Omit the images. Copy each entry word for word.
-- start of Recorded information --
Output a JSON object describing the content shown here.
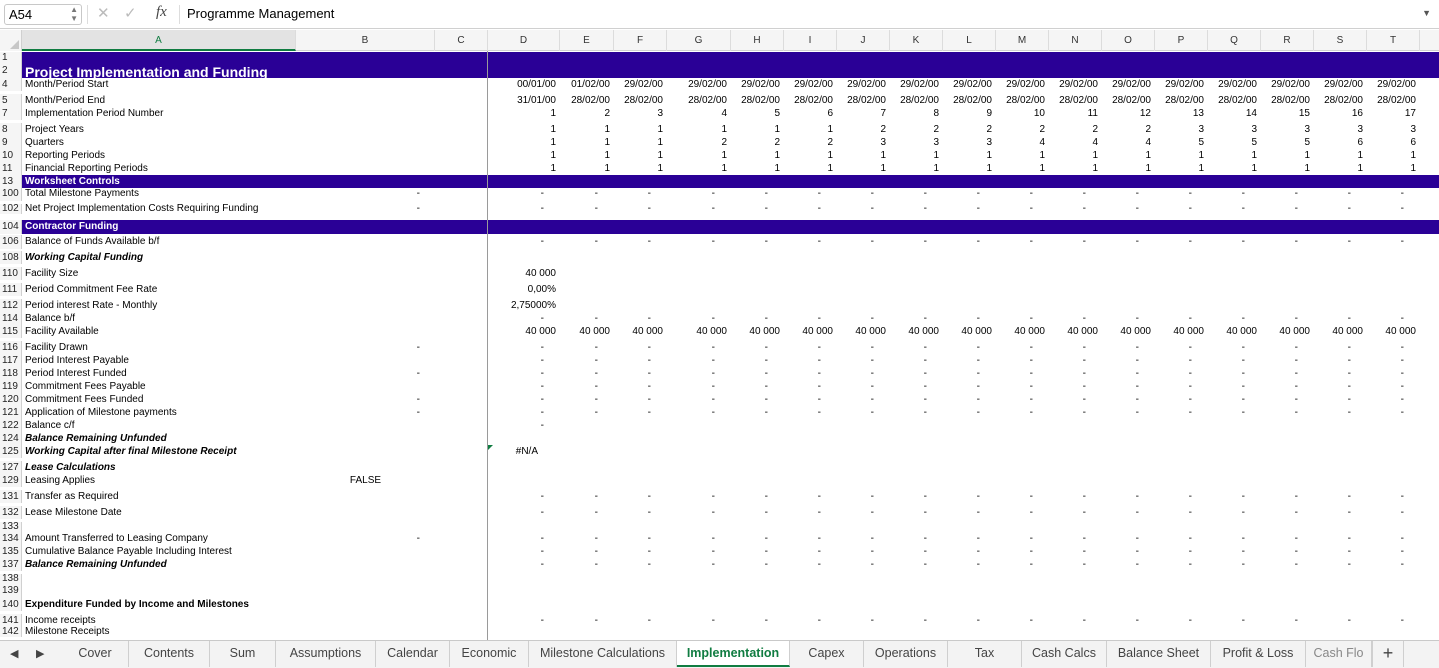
{
  "formula_bar": {
    "name_box": "A54",
    "fx_label": "fx",
    "formula": "Programme Management"
  },
  "columns": [
    "A",
    "B",
    "C",
    "D",
    "E",
    "F",
    "G",
    "H",
    "I",
    "J",
    "K",
    "L",
    "M",
    "N",
    "O",
    "P",
    "Q",
    "R",
    "S",
    "T"
  ],
  "rows": [
    {
      "n": "1",
      "type": "band",
      "label": ""
    },
    {
      "n": "2",
      "type": "band",
      "label": "Project Implementation and Funding",
      "big": true
    },
    {
      "n": "4",
      "label": "Month/Period Start",
      "vals": [
        "00/01/00",
        "01/02/00",
        "29/02/00",
        "29/02/00",
        "29/02/00",
        "29/02/00",
        "29/02/00",
        "29/02/00",
        "29/02/00",
        "29/02/00",
        "29/02/00",
        "29/02/00",
        "29/02/00",
        "29/02/00",
        "29/02/00",
        "29/02/00",
        "29/02/00"
      ]
    },
    {
      "n": "5",
      "label": "Month/Period End",
      "vals": [
        "31/01/00",
        "28/02/00",
        "28/02/00",
        "28/02/00",
        "28/02/00",
        "28/02/00",
        "28/02/00",
        "28/02/00",
        "28/02/00",
        "28/02/00",
        "28/02/00",
        "28/02/00",
        "28/02/00",
        "28/02/00",
        "28/02/00",
        "28/02/00",
        "28/02/00"
      ]
    },
    {
      "n": "7",
      "label": "Implementation Period Number",
      "vals": [
        "1",
        "2",
        "3",
        "4",
        "5",
        "6",
        "7",
        "8",
        "9",
        "10",
        "11",
        "12",
        "13",
        "14",
        "15",
        "16",
        "17"
      ]
    },
    {
      "n": "8",
      "label": "Project Years",
      "vals": [
        "1",
        "1",
        "1",
        "1",
        "1",
        "1",
        "2",
        "2",
        "2",
        "2",
        "2",
        "2",
        "3",
        "3",
        "3",
        "3",
        "3"
      ]
    },
    {
      "n": "9",
      "label": "Quarters",
      "vals": [
        "1",
        "1",
        "1",
        "2",
        "2",
        "2",
        "3",
        "3",
        "3",
        "4",
        "4",
        "4",
        "5",
        "5",
        "5",
        "6",
        "6"
      ]
    },
    {
      "n": "10",
      "label": "Reporting Periods",
      "vals": [
        "1",
        "1",
        "1",
        "1",
        "1",
        "1",
        "1",
        "1",
        "1",
        "1",
        "1",
        "1",
        "1",
        "1",
        "1",
        "1",
        "1"
      ]
    },
    {
      "n": "11",
      "label": "Financial Reporting Periods",
      "vals": [
        "1",
        "1",
        "1",
        "1",
        "1",
        "1",
        "1",
        "1",
        "1",
        "1",
        "1",
        "1",
        "1",
        "1",
        "1",
        "1",
        "1"
      ]
    },
    {
      "n": "13",
      "type": "band",
      "label": "Worksheet Controls"
    },
    {
      "n": "100",
      "label": "Total Milestone Payments",
      "b": "-",
      "dash": true
    },
    {
      "n": "102",
      "label": "Net Project Implementation Costs Requiring Funding",
      "b": "-",
      "dash": true
    },
    {
      "n": "104",
      "type": "band",
      "label": "Contractor Funding"
    },
    {
      "n": "106",
      "label": "Balance of Funds Available b/f",
      "dash": true
    },
    {
      "n": "108",
      "label": "Working Capital Funding",
      "style": "bi"
    },
    {
      "n": "110",
      "label": "Facility Size",
      "vals": [
        "40 000"
      ]
    },
    {
      "n": "111",
      "label": "Period Commitment Fee Rate",
      "vals": [
        "0,00%"
      ]
    },
    {
      "n": "112",
      "label": "Period interest Rate - Monthly",
      "vals": [
        "2,75000%"
      ]
    },
    {
      "n": "114",
      "label": "Balance b/f",
      "dash": true
    },
    {
      "n": "115",
      "label": "Facility Available",
      "vals": [
        "40 000",
        "40 000",
        "40 000",
        "40 000",
        "40 000",
        "40 000",
        "40 000",
        "40 000",
        "40 000",
        "40 000",
        "40 000",
        "40 000",
        "40 000",
        "40 000",
        "40 000",
        "40 000",
        "40 000"
      ]
    },
    {
      "n": "116",
      "label": "Facility Drawn",
      "b": "-",
      "dash": true
    },
    {
      "n": "117",
      "label": "Period Interest Payable",
      "dash": true
    },
    {
      "n": "118",
      "label": "Period Interest Funded",
      "b": "-",
      "dash": true
    },
    {
      "n": "119",
      "label": "Commitment Fees Payable",
      "dash": true
    },
    {
      "n": "120",
      "label": "Commitment Fees Funded",
      "b": "-",
      "dash": true
    },
    {
      "n": "121",
      "label": "Application of Milestone payments",
      "b": "-",
      "dash": true
    },
    {
      "n": "122",
      "label": "Balance c/f",
      "dash": true,
      "dashOnlyD": true
    },
    {
      "n": "124",
      "label": "Balance Remaining Unfunded",
      "style": "bi"
    },
    {
      "n": "125",
      "label": "Working Capital after final Milestone Receipt",
      "style": "bi",
      "dtext": "#N/A"
    },
    {
      "n": "127",
      "label": "Lease Calculations",
      "style": "bi"
    },
    {
      "n": "129",
      "label": "Leasing Applies",
      "btext": "FALSE"
    },
    {
      "n": "131",
      "label": "Transfer as Required",
      "dash": true
    },
    {
      "n": "132",
      "label": "Lease Milestone Date",
      "dash": true
    },
    {
      "n": "133",
      "label": ""
    },
    {
      "n": "134",
      "label": "Amount Transferred to Leasing Company",
      "b": "-",
      "dash": true
    },
    {
      "n": "135",
      "label": "Cumulative Balance Payable Including Interest",
      "dash": true
    },
    {
      "n": "137",
      "label": "Balance Remaining Unfunded",
      "style": "bi",
      "dash": true
    },
    {
      "n": "138",
      "label": ""
    },
    {
      "n": "139",
      "label": ""
    },
    {
      "n": "140",
      "label": "Expenditure Funded by Income and Milestones",
      "style": "b"
    },
    {
      "n": "141",
      "label": "Income receipts",
      "dash": true
    },
    {
      "n": "142",
      "label": "Milestone Receipts",
      "clip": true
    }
  ],
  "tabs": [
    "Cover",
    "Contents",
    "Sum",
    "Assumptions",
    "Calendar",
    "Economic",
    "Milestone Calculations",
    "Implementation",
    "Capex",
    "Operations",
    "Tax",
    "Cash Calcs",
    "Balance Sheet",
    "Profit & Loss",
    "Cash Flo"
  ],
  "active_tab": "Implementation",
  "colors": {
    "band": "#2a0096",
    "accent": "#107c41"
  }
}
-- end of Recorded information --
_Answer to this problem_
Output a JSON object describing the content shown here.
{
  "formula_bar": {
    "name_box": "A54",
    "fx_label": "fx",
    "formula": "Programme Management"
  },
  "columns": [
    "A",
    "B",
    "C",
    "D",
    "E",
    "F",
    "G",
    "H",
    "I",
    "J",
    "K",
    "L",
    "M",
    "N",
    "O",
    "P",
    "Q",
    "R",
    "S",
    "T"
  ],
  "rows": [
    {
      "n": "1",
      "type": "band",
      "label": ""
    },
    {
      "n": "2",
      "type": "band",
      "label": "Project Implementation and Funding",
      "big": true
    },
    {
      "n": "4",
      "label": "Month/Period Start",
      "vals": [
        "00/01/00",
        "01/02/00",
        "29/02/00",
        "29/02/00",
        "29/02/00",
        "29/02/00",
        "29/02/00",
        "29/02/00",
        "29/02/00",
        "29/02/00",
        "29/02/00",
        "29/02/00",
        "29/02/00",
        "29/02/00",
        "29/02/00",
        "29/02/00",
        "29/02/00"
      ]
    },
    {
      "n": "5",
      "label": "Month/Period End",
      "vals": [
        "31/01/00",
        "28/02/00",
        "28/02/00",
        "28/02/00",
        "28/02/00",
        "28/02/00",
        "28/02/00",
        "28/02/00",
        "28/02/00",
        "28/02/00",
        "28/02/00",
        "28/02/00",
        "28/02/00",
        "28/02/00",
        "28/02/00",
        "28/02/00",
        "28/02/00"
      ]
    },
    {
      "n": "7",
      "label": "Implementation Period Number",
      "vals": [
        "1",
        "2",
        "3",
        "4",
        "5",
        "6",
        "7",
        "8",
        "9",
        "10",
        "11",
        "12",
        "13",
        "14",
        "15",
        "16",
        "17"
      ]
    },
    {
      "n": "8",
      "label": "Project Years",
      "vals": [
        "1",
        "1",
        "1",
        "1",
        "1",
        "1",
        "2",
        "2",
        "2",
        "2",
        "2",
        "2",
        "3",
        "3",
        "3",
        "3",
        "3"
      ]
    },
    {
      "n": "9",
      "label": "Quarters",
      "vals": [
        "1",
        "1",
        "1",
        "2",
        "2",
        "2",
        "3",
        "3",
        "3",
        "4",
        "4",
        "4",
        "5",
        "5",
        "5",
        "6",
        "6"
      ]
    },
    {
      "n": "10",
      "label": "Reporting Periods",
      "vals": [
        "1",
        "1",
        "1",
        "1",
        "1",
        "1",
        "1",
        "1",
        "1",
        "1",
        "1",
        "1",
        "1",
        "1",
        "1",
        "1",
        "1"
      ]
    },
    {
      "n": "11",
      "label": "Financial Reporting Periods",
      "vals": [
        "1",
        "1",
        "1",
        "1",
        "1",
        "1",
        "1",
        "1",
        "1",
        "1",
        "1",
        "1",
        "1",
        "1",
        "1",
        "1",
        "1"
      ]
    },
    {
      "n": "13",
      "type": "band",
      "label": "Worksheet Controls"
    },
    {
      "n": "100",
      "label": "Total Milestone Payments",
      "b": "-",
      "dash": true
    },
    {
      "n": "102",
      "label": "Net Project Implementation Costs Requiring Funding",
      "b": "-",
      "dash": true
    },
    {
      "n": "104",
      "type": "band",
      "label": "Contractor Funding"
    },
    {
      "n": "106",
      "label": "Balance of Funds Available b/f",
      "dash": true
    },
    {
      "n": "108",
      "label": "Working Capital Funding",
      "style": "bi"
    },
    {
      "n": "110",
      "label": "Facility Size",
      "vals": [
        "40 000"
      ]
    },
    {
      "n": "111",
      "label": "Period Commitment Fee Rate",
      "vals": [
        "0,00%"
      ]
    },
    {
      "n": "112",
      "label": "Period interest Rate - Monthly",
      "vals": [
        "2,75000%"
      ]
    },
    {
      "n": "114",
      "label": "Balance b/f",
      "dash": true
    },
    {
      "n": "115",
      "label": "Facility Available",
      "vals": [
        "40 000",
        "40 000",
        "40 000",
        "40 000",
        "40 000",
        "40 000",
        "40 000",
        "40 000",
        "40 000",
        "40 000",
        "40 000",
        "40 000",
        "40 000",
        "40 000",
        "40 000",
        "40 000",
        "40 000"
      ]
    },
    {
      "n": "116",
      "label": "Facility Drawn",
      "b": "-",
      "dash": true
    },
    {
      "n": "117",
      "label": "Period Interest Payable",
      "dash": true
    },
    {
      "n": "118",
      "label": "Period Interest Funded",
      "b": "-",
      "dash": true
    },
    {
      "n": "119",
      "label": "Commitment Fees Payable",
      "dash": true
    },
    {
      "n": "120",
      "label": "Commitment Fees Funded",
      "b": "-",
      "dash": true
    },
    {
      "n": "121",
      "label": "Application of Milestone payments",
      "b": "-",
      "dash": true
    },
    {
      "n": "122",
      "label": "Balance c/f",
      "dash": true,
      "dashOnlyD": true
    },
    {
      "n": "124",
      "label": "Balance Remaining Unfunded",
      "style": "bi"
    },
    {
      "n": "125",
      "label": "Working Capital after final Milestone Receipt",
      "style": "bi",
      "dtext": "#N/A"
    },
    {
      "n": "127",
      "label": "Lease Calculations",
      "style": "bi"
    },
    {
      "n": "129",
      "label": "Leasing Applies",
      "btext": "FALSE"
    },
    {
      "n": "131",
      "label": "Transfer as Required",
      "dash": true
    },
    {
      "n": "132",
      "label": "Lease Milestone Date",
      "dash": true
    },
    {
      "n": "133",
      "label": ""
    },
    {
      "n": "134",
      "label": "Amount Transferred to Leasing Company",
      "b": "-",
      "dash": true
    },
    {
      "n": "135",
      "label": "Cumulative Balance Payable Including Interest",
      "dash": true
    },
    {
      "n": "137",
      "label": "Balance Remaining Unfunded",
      "style": "bi",
      "dash": true
    },
    {
      "n": "138",
      "label": ""
    },
    {
      "n": "139",
      "label": ""
    },
    {
      "n": "140",
      "label": "Expenditure Funded by Income and Milestones",
      "style": "b"
    },
    {
      "n": "141",
      "label": "Income receipts",
      "dash": true
    },
    {
      "n": "142",
      "label": "Milestone Receipts",
      "clip": true
    }
  ],
  "tabs": [
    "Cover",
    "Contents",
    "Sum",
    "Assumptions",
    "Calendar",
    "Economic",
    "Milestone Calculations",
    "Implementation",
    "Capex",
    "Operations",
    "Tax",
    "Cash Calcs",
    "Balance Sheet",
    "Profit & Loss",
    "Cash Flo"
  ],
  "active_tab": "Implementation",
  "colors": {
    "band": "#2a0096",
    "accent": "#107c41"
  }
}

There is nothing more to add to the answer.